>>>>
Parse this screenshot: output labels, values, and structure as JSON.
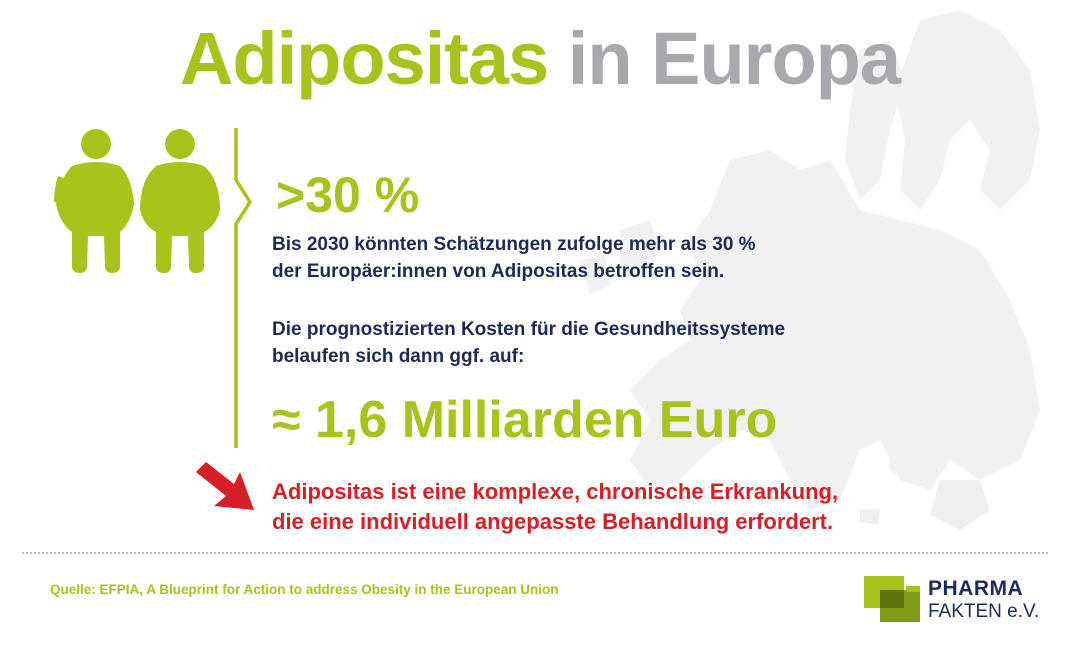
{
  "header": {
    "title_accent": "Adipositas",
    "title_rest": "in Europa"
  },
  "stat": {
    "percentage": ">30 %",
    "paragraph1": [
      "Bis 2030 könnten Schätzungen zufolge mehr als 30 %",
      "der Europäer:innen von Adipositas betroffen sein."
    ],
    "paragraph2": [
      "Die prognostizierten Kosten für die Gesundheitssysteme",
      "belaufen sich dann ggf. auf:"
    ],
    "cost": "≈ 1,6 Milliarden Euro"
  },
  "callout": {
    "lines": [
      "Adipositas ist eine komplexe, chronische Erkrankung,",
      "die eine individuell angepasste Behandlung erfordert."
    ]
  },
  "footer": {
    "source": "Quelle: EFPIA, A Blueprint for Action to address Obesity in the European Union"
  },
  "logo": {
    "line1": "PHARMA",
    "line2": "FAKTEN e.V."
  },
  "icons": {
    "figures": "two-people-icon",
    "arrow": "arrow-down-right-icon",
    "map": "europe-map-icon"
  },
  "colors": {
    "accent_green": "#a8c31c",
    "title_gray": "#a9a9ad",
    "navy": "#1c2a55",
    "red": "#d61f26"
  }
}
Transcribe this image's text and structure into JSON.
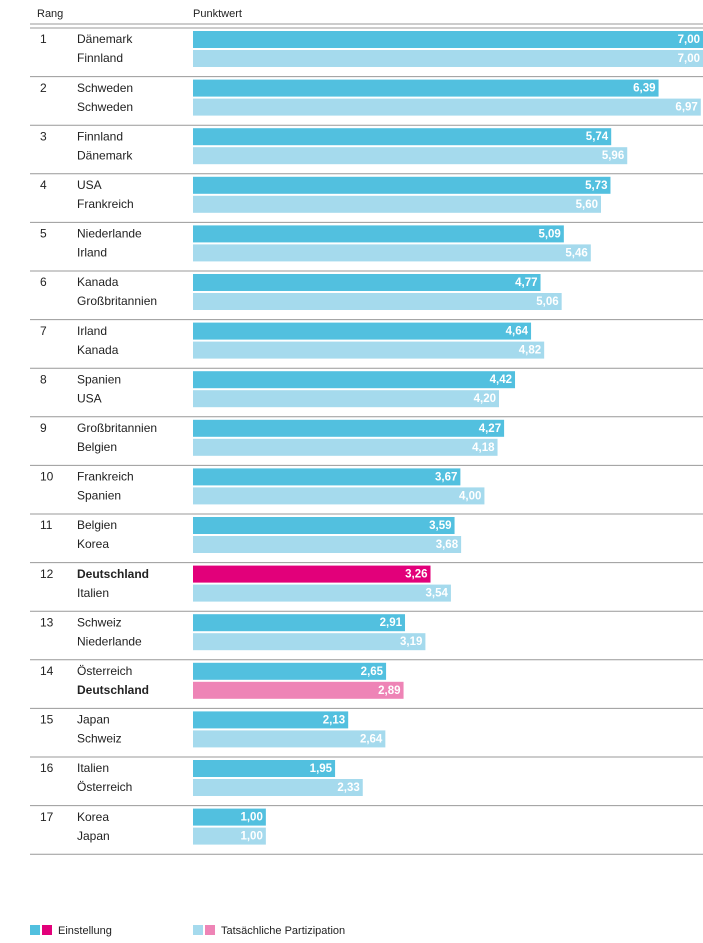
{
  "chart_data": {
    "type": "paired-bar",
    "rank_header": "Rang",
    "value_header": "Punktwert",
    "ranks": [
      "1",
      "2",
      "3",
      "4",
      "5",
      "6",
      "7",
      "8",
      "9",
      "10",
      "11",
      "12",
      "13",
      "14",
      "15",
      "16",
      "17"
    ],
    "xlim": [
      0,
      7
    ],
    "highlight": "Deutschland",
    "series": [
      {
        "name": "Einstellung",
        "color": "#52c0df",
        "highlight_color": "#e2007a",
        "categories": [
          "Dänemark",
          "Schweden",
          "Finnland",
          "USA",
          "Niederlande",
          "Kanada",
          "Irland",
          "Spanien",
          "Großbritannien",
          "Frankreich",
          "Belgien",
          "Deutschland",
          "Schweiz",
          "Österreich",
          "Japan",
          "Italien",
          "Korea"
        ],
        "values": [
          7.0,
          6.39,
          5.74,
          5.73,
          5.09,
          4.77,
          4.64,
          4.42,
          4.27,
          3.67,
          3.59,
          3.26,
          2.91,
          2.65,
          2.13,
          1.95,
          1.0
        ],
        "value_labels": [
          "7,00",
          "6,39",
          "5,74",
          "5,73",
          "5,09",
          "4,77",
          "4,64",
          "4,42",
          "4,27",
          "3,67",
          "3,59",
          "3,26",
          "2,91",
          "2,65",
          "2,13",
          "1,95",
          "1,00"
        ]
      },
      {
        "name": "Tatsächliche Partizipation",
        "color": "#a5daed",
        "highlight_color": "#ee84b6",
        "categories": [
          "Finnland",
          "Schweden",
          "Dänemark",
          "Frankreich",
          "Irland",
          "Großbritannien",
          "Kanada",
          "USA",
          "Belgien",
          "Spanien",
          "Korea",
          "Italien",
          "Niederlande",
          "Deutschland",
          "Schweiz",
          "Österreich",
          "Japan"
        ],
        "values": [
          7.0,
          6.97,
          5.96,
          5.6,
          5.46,
          5.06,
          4.82,
          4.2,
          4.18,
          4.0,
          3.68,
          3.54,
          3.19,
          2.89,
          2.64,
          2.33,
          1.0
        ],
        "value_labels": [
          "7,00",
          "6,97",
          "5,96",
          "5,60",
          "5,46",
          "5,06",
          "4,82",
          "4,20",
          "4,18",
          "4,00",
          "3,68",
          "3,54",
          "3,19",
          "2,89",
          "2,64",
          "2,33",
          "1,00"
        ]
      }
    ]
  }
}
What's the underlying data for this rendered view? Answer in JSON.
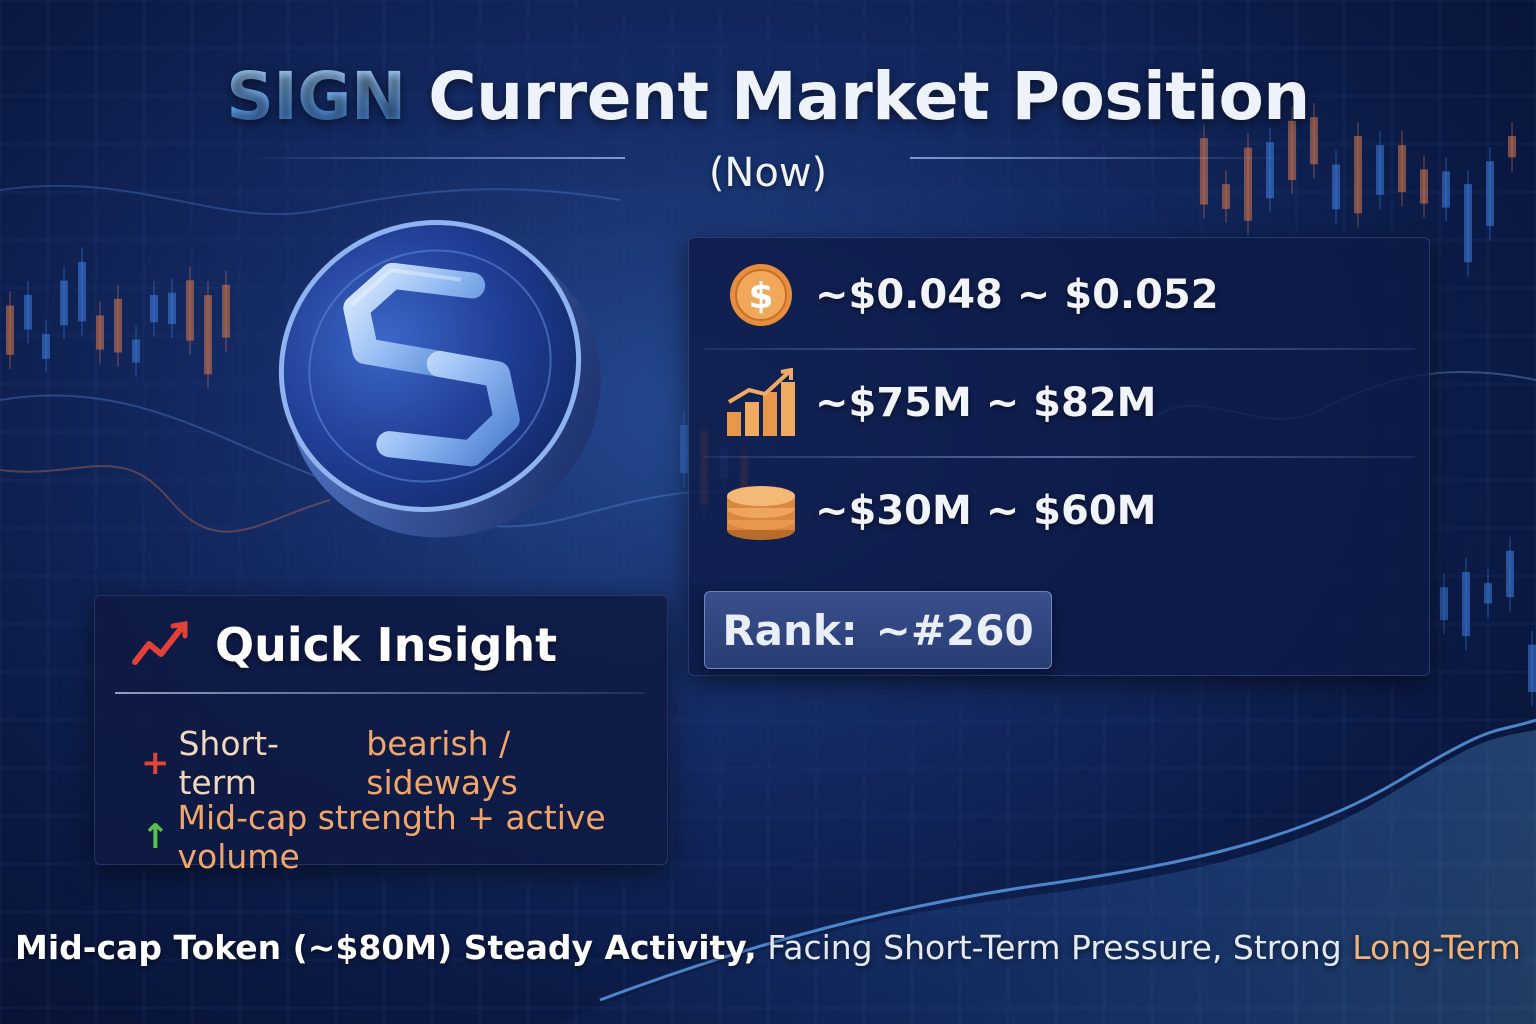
{
  "title": {
    "brand": "SIGN",
    "rest": "Current Market Position"
  },
  "subtitle": "(Now)",
  "stats": [
    {
      "icon": "dollar-coin-icon",
      "value": "~$0.048 ~ $0.052"
    },
    {
      "icon": "bar-chart-up-icon",
      "value": "~$75M ~ $82M"
    },
    {
      "icon": "coin-stack-icon",
      "value": "~$30M ~ $60M"
    }
  ],
  "rank": {
    "label": "Rank:",
    "value": "~#260"
  },
  "insight": {
    "title": "Quick Insight",
    "icon": "trend-line-icon",
    "bullets": [
      {
        "symbol": "+",
        "symbol_color": "#e0463c",
        "text": "Short-term",
        "accent": "bearish / sideways"
      },
      {
        "symbol": "↑",
        "symbol_color": "#58c24c",
        "text": "",
        "accent": "Mid-cap strength + active volume"
      }
    ]
  },
  "footer": {
    "bold": "Mid-cap Token (~$80M) Steady Activity,",
    "regular": "Facing Short-Term Pressure, Strong",
    "accent": "Long-Term"
  },
  "colors": {
    "brand_blue": "#6fb4ff",
    "accent_orange": "#f0a66a",
    "background": "#142a63"
  }
}
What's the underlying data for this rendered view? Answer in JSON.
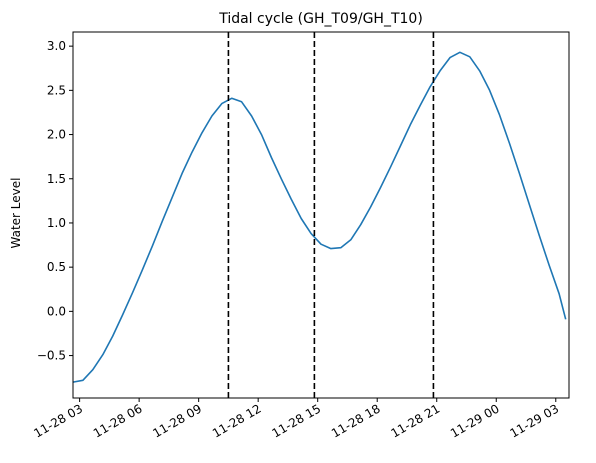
{
  "chart_data": {
    "type": "line",
    "title": "Tidal cycle (GH_T09/GH_T10)",
    "xlabel": "",
    "ylabel": "Water Level",
    "xlim": [
      "2024-11-28 02:40",
      "2024-11-29 03:40"
    ],
    "ylim": [
      -0.98,
      3.16
    ],
    "x_ticks": [
      {
        "label": "11-28 03",
        "value": "2024-11-28 03:00"
      },
      {
        "label": "11-28 06",
        "value": "2024-11-28 06:00"
      },
      {
        "label": "11-28 09",
        "value": "2024-11-28 09:00"
      },
      {
        "label": "11-28 12",
        "value": "2024-11-28 12:00"
      },
      {
        "label": "11-28 15",
        "value": "2024-11-28 15:00"
      },
      {
        "label": "11-28 18",
        "value": "2024-11-28 18:00"
      },
      {
        "label": "11-28 21",
        "value": "2024-11-28 21:00"
      },
      {
        "label": "11-29 00",
        "value": "2024-11-29 00:00"
      },
      {
        "label": "11-29 03",
        "value": "2024-11-29 03:00"
      }
    ],
    "y_ticks": [
      {
        "label": "−0.5",
        "value": -0.5
      },
      {
        "label": "0.0",
        "value": 0.0
      },
      {
        "label": "0.5",
        "value": 0.5
      },
      {
        "label": "1.0",
        "value": 1.0
      },
      {
        "label": "1.5",
        "value": 1.5
      },
      {
        "label": "2.0",
        "value": 2.0
      },
      {
        "label": "2.5",
        "value": 2.5
      },
      {
        "label": "3.0",
        "value": 3.0
      }
    ],
    "grid": false,
    "series": [
      {
        "color": "#1f77b4",
        "x": [
          "2024-11-28 02:40",
          "2024-11-28 03:10",
          "2024-11-28 03:40",
          "2024-11-28 04:10",
          "2024-11-28 04:40",
          "2024-11-28 05:10",
          "2024-11-28 05:40",
          "2024-11-28 06:10",
          "2024-11-28 06:40",
          "2024-11-28 07:10",
          "2024-11-28 07:40",
          "2024-11-28 08:10",
          "2024-11-28 08:40",
          "2024-11-28 09:10",
          "2024-11-28 09:40",
          "2024-11-28 10:10",
          "2024-11-28 10:40",
          "2024-11-28 11:10",
          "2024-11-28 11:40",
          "2024-11-28 12:10",
          "2024-11-28 12:40",
          "2024-11-28 13:10",
          "2024-11-28 13:40",
          "2024-11-28 14:10",
          "2024-11-28 14:40",
          "2024-11-28 15:10",
          "2024-11-28 15:40",
          "2024-11-28 16:10",
          "2024-11-28 16:40",
          "2024-11-28 17:10",
          "2024-11-28 17:40",
          "2024-11-28 18:10",
          "2024-11-28 18:40",
          "2024-11-28 19:10",
          "2024-11-28 19:40",
          "2024-11-28 20:10",
          "2024-11-28 20:40",
          "2024-11-28 21:10",
          "2024-11-28 21:40",
          "2024-11-28 22:10",
          "2024-11-28 22:40",
          "2024-11-28 23:10",
          "2024-11-28 23:40",
          "2024-11-29 00:10",
          "2024-11-29 00:40",
          "2024-11-29 01:10",
          "2024-11-29 01:40",
          "2024-11-29 02:10",
          "2024-11-29 02:40",
          "2024-11-29 03:10",
          "2024-11-29 03:30"
        ],
        "y": [
          -0.8,
          -0.78,
          -0.66,
          -0.49,
          -0.28,
          -0.04,
          0.21,
          0.47,
          0.74,
          1.02,
          1.29,
          1.56,
          1.8,
          2.02,
          2.21,
          2.35,
          2.41,
          2.37,
          2.21,
          2.0,
          1.74,
          1.5,
          1.27,
          1.05,
          0.88,
          0.76,
          0.71,
          0.72,
          0.81,
          0.98,
          1.18,
          1.4,
          1.63,
          1.87,
          2.11,
          2.33,
          2.54,
          2.72,
          2.87,
          2.93,
          2.88,
          2.72,
          2.5,
          2.22,
          1.9,
          1.56,
          1.21,
          0.86,
          0.52,
          0.2,
          -0.09
        ]
      }
    ],
    "vlines": [
      {
        "x": "2024-11-28 10:30",
        "style": "dashed",
        "color": "#000000"
      },
      {
        "x": "2024-11-28 14:50",
        "style": "dashed",
        "color": "#000000"
      },
      {
        "x": "2024-11-28 20:50",
        "style": "dashed",
        "color": "#000000"
      }
    ]
  }
}
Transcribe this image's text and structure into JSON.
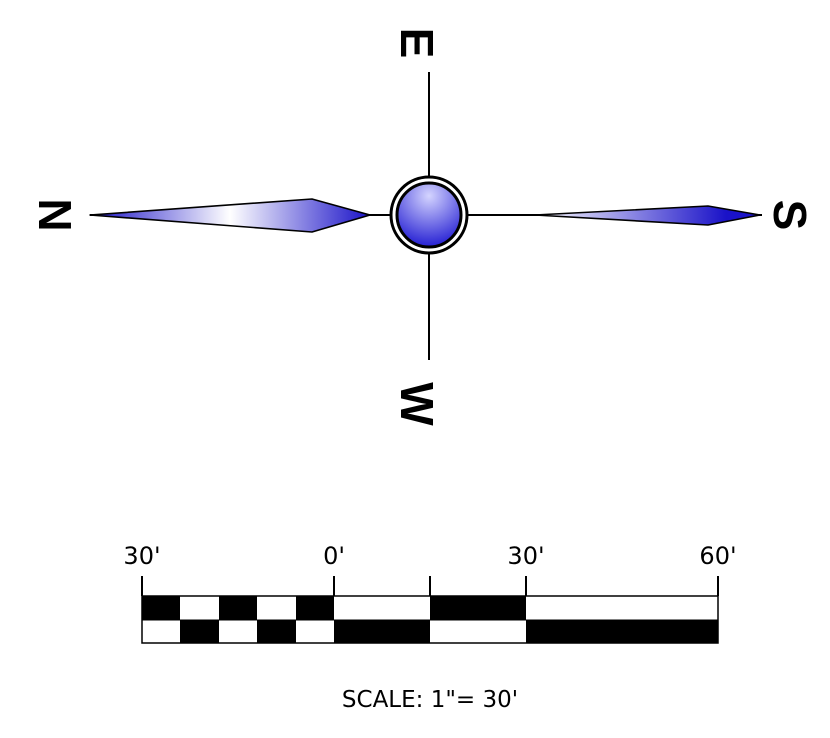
{
  "compass": {
    "labels": {
      "north": "N",
      "east": "E",
      "south": "S",
      "west": "W"
    },
    "colors": {
      "needle_dark": "#1a12c8",
      "needle_light": "#ffffff",
      "hub_light": "#c9c9ff",
      "hub_dark": "#1a14d0",
      "outline": "#000000"
    }
  },
  "scale_bar": {
    "tick_labels": [
      "30'",
      "0'",
      "30'",
      "60'"
    ],
    "caption": "SCALE: 1\"= 30'",
    "colors": {
      "fill": "#000000",
      "blank": "#ffffff"
    }
  }
}
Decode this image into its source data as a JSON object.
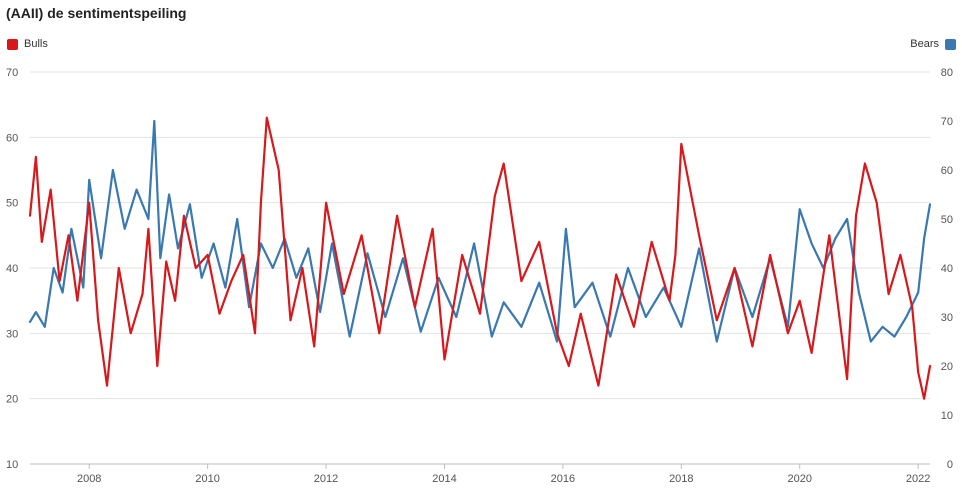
{
  "chart_data": {
    "type": "line",
    "title": "(AAII) de sentimentspeiling",
    "x_ticks": [
      "2008",
      "2010",
      "2012",
      "2014",
      "2016",
      "2018",
      "2020",
      "2022"
    ],
    "xlim": [
      2007.0,
      2022.2
    ],
    "y_left": {
      "ticks": [
        "10",
        "20",
        "30",
        "40",
        "50",
        "60",
        "70"
      ],
      "lim": [
        10,
        70
      ]
    },
    "y_right": {
      "ticks": [
        "0",
        "10",
        "20",
        "30",
        "40",
        "50",
        "60",
        "70",
        "80"
      ],
      "lim": [
        0,
        80
      ]
    },
    "grid": true,
    "legend_placement": "top-left and top-right",
    "series": [
      {
        "name": "Bulls",
        "axis": "left",
        "color": "#d7191c",
        "x": [
          2007.0,
          2007.1,
          2007.2,
          2007.35,
          2007.5,
          2007.65,
          2007.8,
          2008.0,
          2008.15,
          2008.3,
          2008.5,
          2008.7,
          2008.9,
          2009.0,
          2009.15,
          2009.3,
          2009.45,
          2009.6,
          2009.8,
          2010.0,
          2010.2,
          2010.4,
          2010.6,
          2010.8,
          2010.9,
          2011.0,
          2011.2,
          2011.4,
          2011.6,
          2011.8,
          2012.0,
          2012.3,
          2012.6,
          2012.9,
          2013.2,
          2013.5,
          2013.8,
          2014.0,
          2014.3,
          2014.6,
          2014.85,
          2015.0,
          2015.3,
          2015.6,
          2015.9,
          2016.1,
          2016.3,
          2016.6,
          2016.9,
          2017.2,
          2017.5,
          2017.8,
          2017.9,
          2018.0,
          2018.3,
          2018.6,
          2018.9,
          2019.2,
          2019.5,
          2019.8,
          2020.0,
          2020.2,
          2020.5,
          2020.8,
          2020.95,
          2021.1,
          2021.3,
          2021.5,
          2021.7,
          2021.9,
          2022.0,
          2022.1,
          2022.2
        ],
        "values": [
          48,
          57,
          44,
          52,
          38,
          45,
          35,
          50,
          32,
          22,
          40,
          30,
          36,
          46,
          25,
          41,
          35,
          48,
          40,
          42,
          33,
          38,
          42,
          30,
          50,
          63,
          55,
          32,
          40,
          28,
          50,
          36,
          45,
          30,
          48,
          34,
          46,
          26,
          42,
          33,
          51,
          56,
          38,
          44,
          30,
          25,
          33,
          22,
          39,
          31,
          44,
          35,
          42,
          59,
          45,
          32,
          40,
          28,
          42,
          30,
          35,
          27,
          45,
          23,
          48,
          56,
          50,
          36,
          42,
          34,
          24,
          20,
          25
        ]
      },
      {
        "name": "Bears",
        "axis": "right",
        "color": "#3a78b0",
        "x": [
          2007.0,
          2007.1,
          2007.25,
          2007.4,
          2007.55,
          2007.7,
          2007.9,
          2008.0,
          2008.2,
          2008.4,
          2008.6,
          2008.8,
          2009.0,
          2009.1,
          2009.2,
          2009.35,
          2009.5,
          2009.7,
          2009.9,
          2010.1,
          2010.3,
          2010.5,
          2010.7,
          2010.9,
          2011.1,
          2011.3,
          2011.5,
          2011.7,
          2011.9,
          2012.1,
          2012.4,
          2012.7,
          2013.0,
          2013.3,
          2013.6,
          2013.9,
          2014.2,
          2014.5,
          2014.8,
          2015.0,
          2015.3,
          2015.6,
          2015.9,
          2016.05,
          2016.2,
          2016.5,
          2016.8,
          2017.1,
          2017.4,
          2017.7,
          2018.0,
          2018.3,
          2018.6,
          2018.9,
          2019.2,
          2019.5,
          2019.8,
          2020.0,
          2020.2,
          2020.4,
          2020.6,
          2020.8,
          2021.0,
          2021.2,
          2021.4,
          2021.6,
          2021.8,
          2022.0,
          2022.1,
          2022.2
        ],
        "values": [
          29,
          31,
          28,
          40,
          35,
          48,
          36,
          58,
          42,
          60,
          48,
          56,
          50,
          70,
          42,
          55,
          44,
          53,
          38,
          45,
          36,
          50,
          32,
          45,
          40,
          46,
          38,
          44,
          31,
          45,
          26,
          43,
          30,
          42,
          27,
          38,
          30,
          45,
          26,
          33,
          28,
          37,
          25,
          48,
          32,
          37,
          26,
          40,
          30,
          36,
          28,
          44,
          25,
          40,
          30,
          42,
          28,
          52,
          45,
          40,
          46,
          50,
          35,
          25,
          28,
          26,
          30,
          35,
          46,
          53
        ]
      }
    ]
  }
}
<<<<
Determine how many lines in the listing above hold the string "name", then write only the number.

[TASK OUTPUT]
4